Written problem
Copy, from the entries below, each line where the word "недвижимости" can be found.

Provided records
......
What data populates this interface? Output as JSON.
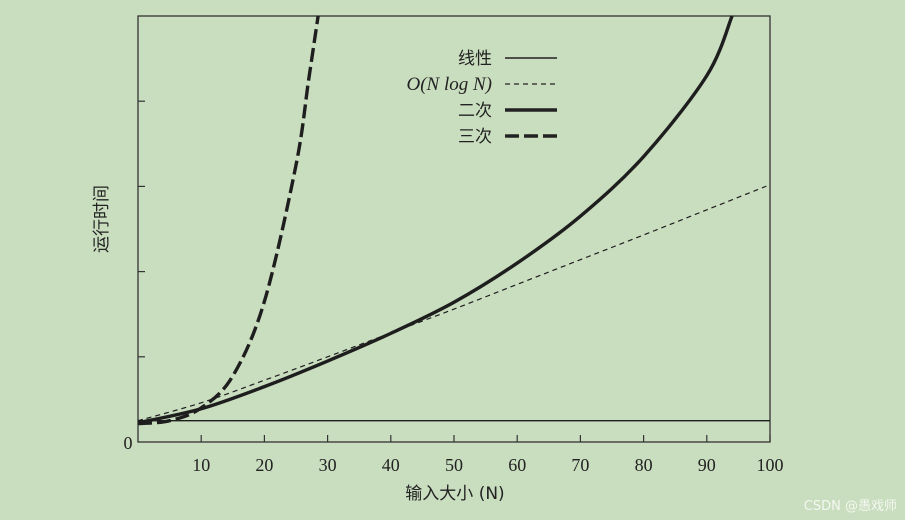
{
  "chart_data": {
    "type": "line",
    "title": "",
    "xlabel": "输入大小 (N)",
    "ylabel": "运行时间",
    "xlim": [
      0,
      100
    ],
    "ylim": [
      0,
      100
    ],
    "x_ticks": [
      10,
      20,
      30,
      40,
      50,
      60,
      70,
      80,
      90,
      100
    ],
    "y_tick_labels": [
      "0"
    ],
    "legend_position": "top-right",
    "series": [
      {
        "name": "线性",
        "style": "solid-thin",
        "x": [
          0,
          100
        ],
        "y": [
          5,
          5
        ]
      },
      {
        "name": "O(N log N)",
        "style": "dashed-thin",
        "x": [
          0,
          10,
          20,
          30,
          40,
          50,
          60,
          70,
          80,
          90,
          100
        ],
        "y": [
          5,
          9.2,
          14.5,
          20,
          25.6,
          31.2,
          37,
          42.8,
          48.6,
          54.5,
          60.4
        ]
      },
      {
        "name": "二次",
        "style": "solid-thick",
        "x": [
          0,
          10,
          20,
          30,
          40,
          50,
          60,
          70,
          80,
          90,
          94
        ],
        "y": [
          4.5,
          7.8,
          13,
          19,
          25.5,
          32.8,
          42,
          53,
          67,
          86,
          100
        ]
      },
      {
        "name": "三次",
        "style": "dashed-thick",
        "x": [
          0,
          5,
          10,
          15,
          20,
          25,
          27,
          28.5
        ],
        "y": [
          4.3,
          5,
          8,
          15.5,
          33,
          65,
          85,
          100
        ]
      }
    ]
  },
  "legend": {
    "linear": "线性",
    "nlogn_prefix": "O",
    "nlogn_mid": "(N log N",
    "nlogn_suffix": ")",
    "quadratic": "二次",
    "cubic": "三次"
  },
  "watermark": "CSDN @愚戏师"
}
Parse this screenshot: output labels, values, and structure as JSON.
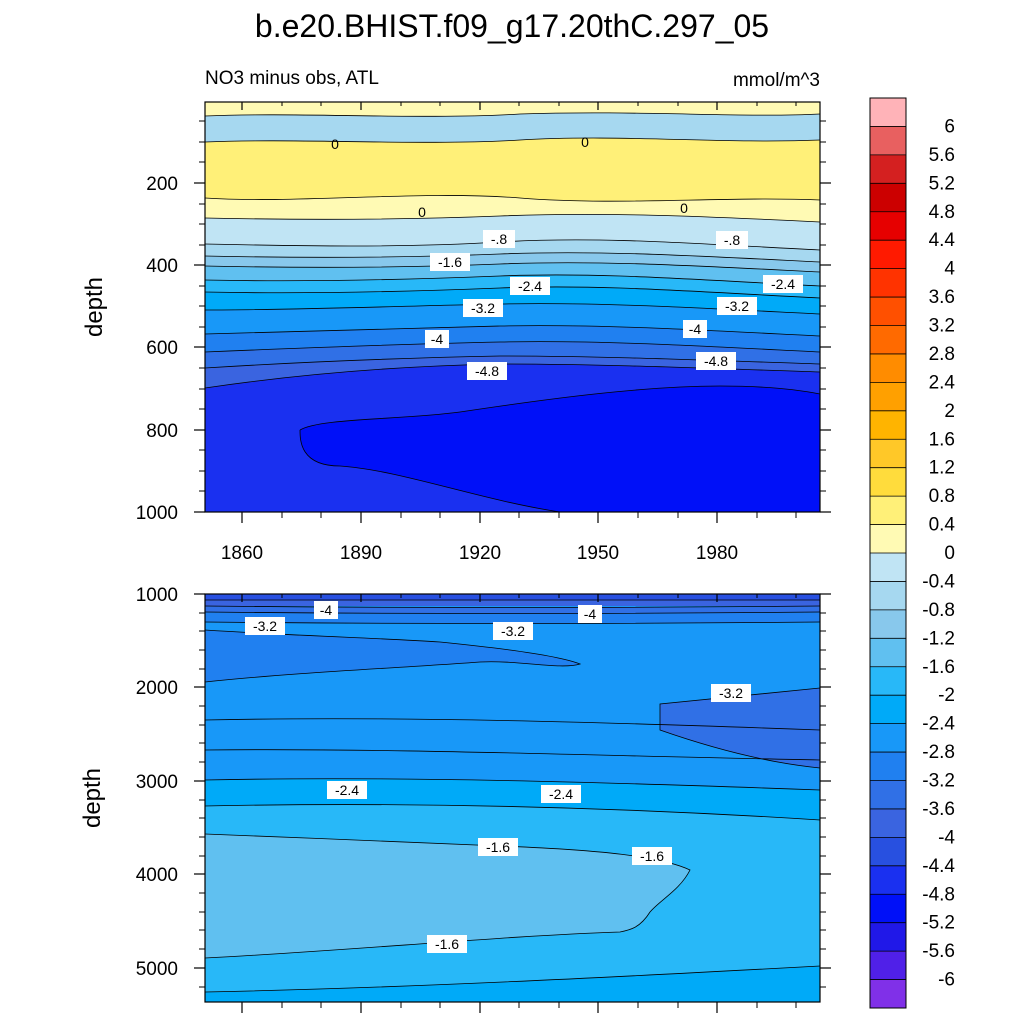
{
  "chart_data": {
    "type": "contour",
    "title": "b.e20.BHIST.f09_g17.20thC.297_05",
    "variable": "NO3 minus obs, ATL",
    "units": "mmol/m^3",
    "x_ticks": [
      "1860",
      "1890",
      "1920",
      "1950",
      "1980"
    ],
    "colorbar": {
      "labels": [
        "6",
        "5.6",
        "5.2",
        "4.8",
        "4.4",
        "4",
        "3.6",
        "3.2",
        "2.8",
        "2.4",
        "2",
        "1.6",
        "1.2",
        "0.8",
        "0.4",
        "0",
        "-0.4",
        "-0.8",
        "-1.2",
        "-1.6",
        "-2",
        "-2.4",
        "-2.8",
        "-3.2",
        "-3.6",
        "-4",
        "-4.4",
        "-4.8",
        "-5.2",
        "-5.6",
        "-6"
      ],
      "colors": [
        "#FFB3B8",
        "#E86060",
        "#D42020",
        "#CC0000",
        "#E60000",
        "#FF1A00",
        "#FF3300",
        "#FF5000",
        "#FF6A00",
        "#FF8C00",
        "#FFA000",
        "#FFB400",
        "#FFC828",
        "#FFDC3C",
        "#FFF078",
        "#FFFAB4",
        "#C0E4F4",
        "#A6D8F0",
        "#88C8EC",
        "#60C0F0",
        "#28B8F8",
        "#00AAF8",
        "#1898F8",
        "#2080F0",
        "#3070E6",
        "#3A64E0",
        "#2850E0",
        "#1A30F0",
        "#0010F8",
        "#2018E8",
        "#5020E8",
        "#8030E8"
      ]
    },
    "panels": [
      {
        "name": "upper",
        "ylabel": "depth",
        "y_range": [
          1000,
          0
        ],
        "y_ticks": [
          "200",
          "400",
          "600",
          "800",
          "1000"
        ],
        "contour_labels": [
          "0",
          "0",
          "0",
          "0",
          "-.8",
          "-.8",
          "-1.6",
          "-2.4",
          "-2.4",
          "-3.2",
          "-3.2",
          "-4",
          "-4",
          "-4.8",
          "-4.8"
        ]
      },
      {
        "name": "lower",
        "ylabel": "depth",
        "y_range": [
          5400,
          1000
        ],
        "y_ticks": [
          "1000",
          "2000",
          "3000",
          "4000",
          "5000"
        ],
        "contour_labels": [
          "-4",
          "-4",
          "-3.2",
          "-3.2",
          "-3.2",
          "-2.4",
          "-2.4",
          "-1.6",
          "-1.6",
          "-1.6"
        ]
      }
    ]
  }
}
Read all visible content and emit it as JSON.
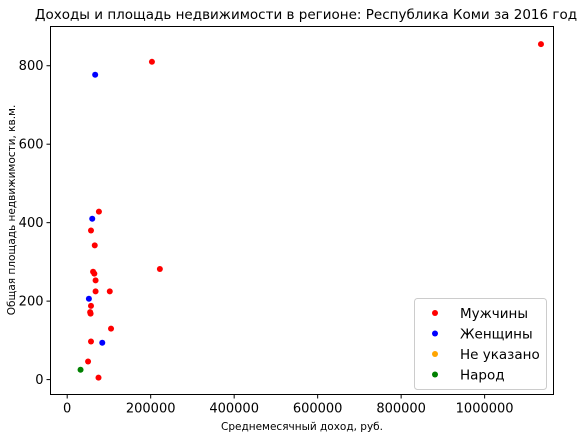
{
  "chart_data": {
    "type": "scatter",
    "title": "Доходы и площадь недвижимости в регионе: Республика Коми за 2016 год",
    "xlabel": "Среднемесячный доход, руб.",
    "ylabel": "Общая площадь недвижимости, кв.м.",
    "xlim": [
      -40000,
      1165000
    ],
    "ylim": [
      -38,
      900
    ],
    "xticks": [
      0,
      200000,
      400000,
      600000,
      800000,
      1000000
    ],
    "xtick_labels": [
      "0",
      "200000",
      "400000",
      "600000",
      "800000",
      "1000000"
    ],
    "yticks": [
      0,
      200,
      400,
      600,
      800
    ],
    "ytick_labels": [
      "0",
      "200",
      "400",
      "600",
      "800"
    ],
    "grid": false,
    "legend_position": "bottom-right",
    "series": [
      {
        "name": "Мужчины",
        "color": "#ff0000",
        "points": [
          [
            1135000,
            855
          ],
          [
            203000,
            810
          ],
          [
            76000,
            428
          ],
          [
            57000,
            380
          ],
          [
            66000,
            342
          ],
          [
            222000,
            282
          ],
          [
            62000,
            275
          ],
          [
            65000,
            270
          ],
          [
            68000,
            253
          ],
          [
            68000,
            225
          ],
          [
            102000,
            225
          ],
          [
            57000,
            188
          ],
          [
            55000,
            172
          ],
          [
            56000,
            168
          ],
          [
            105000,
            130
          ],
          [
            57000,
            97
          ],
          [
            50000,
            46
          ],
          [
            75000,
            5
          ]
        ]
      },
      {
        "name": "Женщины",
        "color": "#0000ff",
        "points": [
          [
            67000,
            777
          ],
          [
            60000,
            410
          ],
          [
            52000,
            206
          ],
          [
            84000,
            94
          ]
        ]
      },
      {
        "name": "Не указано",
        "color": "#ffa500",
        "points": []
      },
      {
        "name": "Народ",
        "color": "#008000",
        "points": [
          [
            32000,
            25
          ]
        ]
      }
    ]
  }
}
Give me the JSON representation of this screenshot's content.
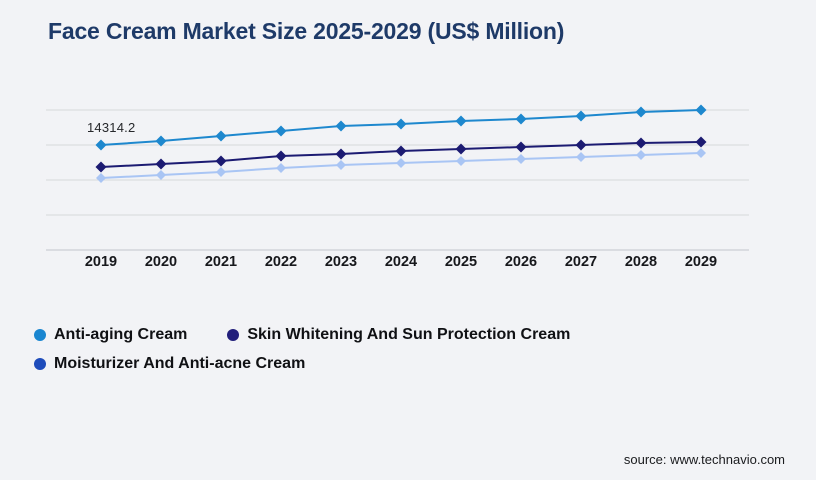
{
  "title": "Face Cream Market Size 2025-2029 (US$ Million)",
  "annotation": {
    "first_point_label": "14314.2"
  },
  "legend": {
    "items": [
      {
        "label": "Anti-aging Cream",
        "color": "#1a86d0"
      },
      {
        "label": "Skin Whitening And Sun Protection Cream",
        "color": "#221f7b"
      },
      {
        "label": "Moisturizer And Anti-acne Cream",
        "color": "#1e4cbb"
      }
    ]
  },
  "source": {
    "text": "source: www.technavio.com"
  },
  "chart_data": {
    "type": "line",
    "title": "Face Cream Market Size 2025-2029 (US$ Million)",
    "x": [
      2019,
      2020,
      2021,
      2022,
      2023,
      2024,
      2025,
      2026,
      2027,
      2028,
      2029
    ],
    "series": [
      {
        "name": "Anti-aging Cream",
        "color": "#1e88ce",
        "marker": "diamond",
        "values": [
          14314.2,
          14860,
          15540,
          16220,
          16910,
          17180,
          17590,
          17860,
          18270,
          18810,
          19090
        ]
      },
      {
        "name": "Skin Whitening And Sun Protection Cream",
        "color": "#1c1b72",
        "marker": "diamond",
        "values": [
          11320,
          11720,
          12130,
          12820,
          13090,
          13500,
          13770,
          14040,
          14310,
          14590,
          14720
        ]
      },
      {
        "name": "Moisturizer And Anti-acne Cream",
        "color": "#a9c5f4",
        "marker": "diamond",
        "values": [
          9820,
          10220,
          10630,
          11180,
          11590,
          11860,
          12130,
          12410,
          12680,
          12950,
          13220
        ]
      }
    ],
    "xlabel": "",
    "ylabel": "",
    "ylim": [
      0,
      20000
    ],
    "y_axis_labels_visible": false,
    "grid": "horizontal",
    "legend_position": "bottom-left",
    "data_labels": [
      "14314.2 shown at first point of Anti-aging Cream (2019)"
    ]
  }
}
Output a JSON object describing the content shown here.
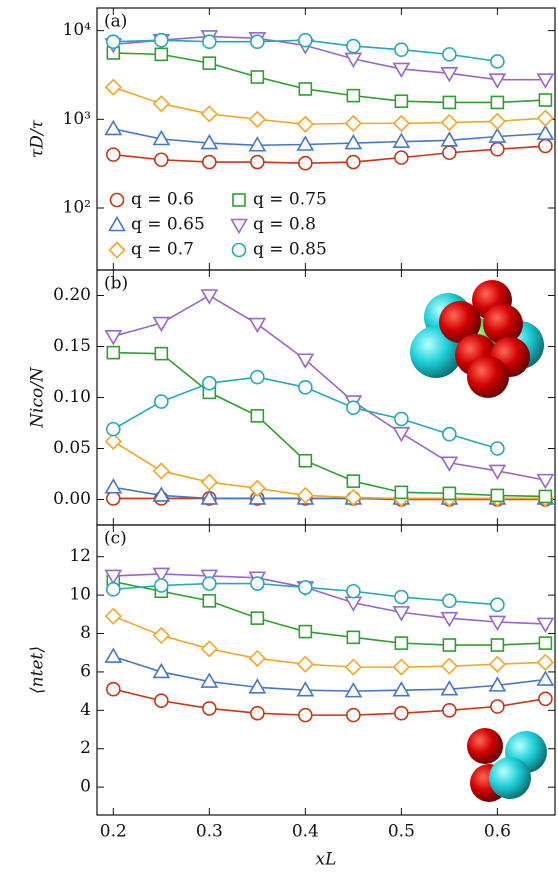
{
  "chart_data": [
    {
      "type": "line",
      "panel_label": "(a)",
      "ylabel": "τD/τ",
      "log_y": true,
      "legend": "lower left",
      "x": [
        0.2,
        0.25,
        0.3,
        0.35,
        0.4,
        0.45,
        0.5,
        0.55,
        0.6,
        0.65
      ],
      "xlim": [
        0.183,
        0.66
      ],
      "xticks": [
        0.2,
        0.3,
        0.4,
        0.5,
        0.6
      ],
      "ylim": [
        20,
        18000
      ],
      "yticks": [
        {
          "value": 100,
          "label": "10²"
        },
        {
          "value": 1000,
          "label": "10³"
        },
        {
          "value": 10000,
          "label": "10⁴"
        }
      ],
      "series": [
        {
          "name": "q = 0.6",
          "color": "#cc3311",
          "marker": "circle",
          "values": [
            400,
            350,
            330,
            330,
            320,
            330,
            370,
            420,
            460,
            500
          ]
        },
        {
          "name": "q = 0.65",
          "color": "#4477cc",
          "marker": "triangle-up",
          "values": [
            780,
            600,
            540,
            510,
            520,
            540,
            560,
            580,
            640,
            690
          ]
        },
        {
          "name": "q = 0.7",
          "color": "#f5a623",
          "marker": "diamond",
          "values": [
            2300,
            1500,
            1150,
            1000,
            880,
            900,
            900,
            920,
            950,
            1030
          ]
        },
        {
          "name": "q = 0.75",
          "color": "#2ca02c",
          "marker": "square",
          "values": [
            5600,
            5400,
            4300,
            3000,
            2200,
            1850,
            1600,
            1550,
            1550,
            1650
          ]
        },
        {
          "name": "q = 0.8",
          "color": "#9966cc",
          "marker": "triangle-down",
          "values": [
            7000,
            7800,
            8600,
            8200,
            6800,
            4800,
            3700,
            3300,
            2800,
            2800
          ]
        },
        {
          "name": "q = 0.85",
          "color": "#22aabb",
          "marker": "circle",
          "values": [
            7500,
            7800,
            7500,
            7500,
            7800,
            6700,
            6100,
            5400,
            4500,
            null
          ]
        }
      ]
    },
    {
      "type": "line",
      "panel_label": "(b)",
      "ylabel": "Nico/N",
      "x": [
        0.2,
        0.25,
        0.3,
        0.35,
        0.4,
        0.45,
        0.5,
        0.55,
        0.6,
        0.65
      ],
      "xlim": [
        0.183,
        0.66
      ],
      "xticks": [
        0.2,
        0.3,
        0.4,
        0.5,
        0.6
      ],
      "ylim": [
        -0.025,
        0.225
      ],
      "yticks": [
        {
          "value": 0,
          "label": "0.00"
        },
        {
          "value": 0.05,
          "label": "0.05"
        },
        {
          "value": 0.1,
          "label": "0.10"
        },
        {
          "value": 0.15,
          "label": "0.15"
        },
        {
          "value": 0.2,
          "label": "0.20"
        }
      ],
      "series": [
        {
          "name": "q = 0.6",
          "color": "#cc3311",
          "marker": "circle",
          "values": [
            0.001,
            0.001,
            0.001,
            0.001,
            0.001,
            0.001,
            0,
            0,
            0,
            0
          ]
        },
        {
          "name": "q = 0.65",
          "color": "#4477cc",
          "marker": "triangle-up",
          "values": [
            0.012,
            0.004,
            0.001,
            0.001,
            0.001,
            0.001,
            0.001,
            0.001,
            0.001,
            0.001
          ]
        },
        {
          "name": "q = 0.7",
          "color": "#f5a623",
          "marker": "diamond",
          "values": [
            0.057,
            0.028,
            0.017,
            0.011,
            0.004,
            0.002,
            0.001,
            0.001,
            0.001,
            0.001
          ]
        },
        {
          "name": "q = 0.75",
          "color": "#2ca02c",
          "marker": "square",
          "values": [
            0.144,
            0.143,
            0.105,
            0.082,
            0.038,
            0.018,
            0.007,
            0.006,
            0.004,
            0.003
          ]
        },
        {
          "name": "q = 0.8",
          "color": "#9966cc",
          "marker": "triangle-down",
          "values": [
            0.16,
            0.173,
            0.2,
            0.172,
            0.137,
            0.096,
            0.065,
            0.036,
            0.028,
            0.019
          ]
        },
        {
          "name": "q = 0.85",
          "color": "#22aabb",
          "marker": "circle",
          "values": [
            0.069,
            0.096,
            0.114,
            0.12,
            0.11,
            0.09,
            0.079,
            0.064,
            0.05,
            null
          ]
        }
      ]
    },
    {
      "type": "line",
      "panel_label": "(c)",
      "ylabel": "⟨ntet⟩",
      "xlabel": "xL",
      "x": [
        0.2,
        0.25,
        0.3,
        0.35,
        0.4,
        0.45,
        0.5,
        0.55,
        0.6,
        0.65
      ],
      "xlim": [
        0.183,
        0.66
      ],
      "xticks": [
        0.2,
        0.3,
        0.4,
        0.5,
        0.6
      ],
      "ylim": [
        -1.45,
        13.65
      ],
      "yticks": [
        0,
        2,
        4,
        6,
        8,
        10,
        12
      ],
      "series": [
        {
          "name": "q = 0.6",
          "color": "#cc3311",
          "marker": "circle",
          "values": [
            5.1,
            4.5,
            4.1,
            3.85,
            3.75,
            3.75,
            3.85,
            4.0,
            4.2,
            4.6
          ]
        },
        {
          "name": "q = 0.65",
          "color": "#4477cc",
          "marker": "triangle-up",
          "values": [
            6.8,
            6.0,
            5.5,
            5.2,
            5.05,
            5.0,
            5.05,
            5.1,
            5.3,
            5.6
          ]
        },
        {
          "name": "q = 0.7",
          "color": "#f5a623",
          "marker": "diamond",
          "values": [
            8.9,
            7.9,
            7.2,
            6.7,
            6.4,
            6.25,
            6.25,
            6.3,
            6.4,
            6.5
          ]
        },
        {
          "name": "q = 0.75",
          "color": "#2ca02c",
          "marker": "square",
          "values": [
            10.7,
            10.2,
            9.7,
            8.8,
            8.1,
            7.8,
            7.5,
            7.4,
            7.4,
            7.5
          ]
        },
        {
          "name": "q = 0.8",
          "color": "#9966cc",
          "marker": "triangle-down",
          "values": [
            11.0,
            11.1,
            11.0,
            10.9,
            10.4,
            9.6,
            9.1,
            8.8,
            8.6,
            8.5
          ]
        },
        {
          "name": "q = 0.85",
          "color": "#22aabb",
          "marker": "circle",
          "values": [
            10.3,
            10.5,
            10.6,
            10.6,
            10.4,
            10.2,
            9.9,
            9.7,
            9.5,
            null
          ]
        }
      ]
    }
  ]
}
......
Problem solution
    "title": "Доходы и площадь недвижимости в регионе: Республика Коми за 2016 год",
    "ylabel": "Общая площадь недвижимости, кв.м.",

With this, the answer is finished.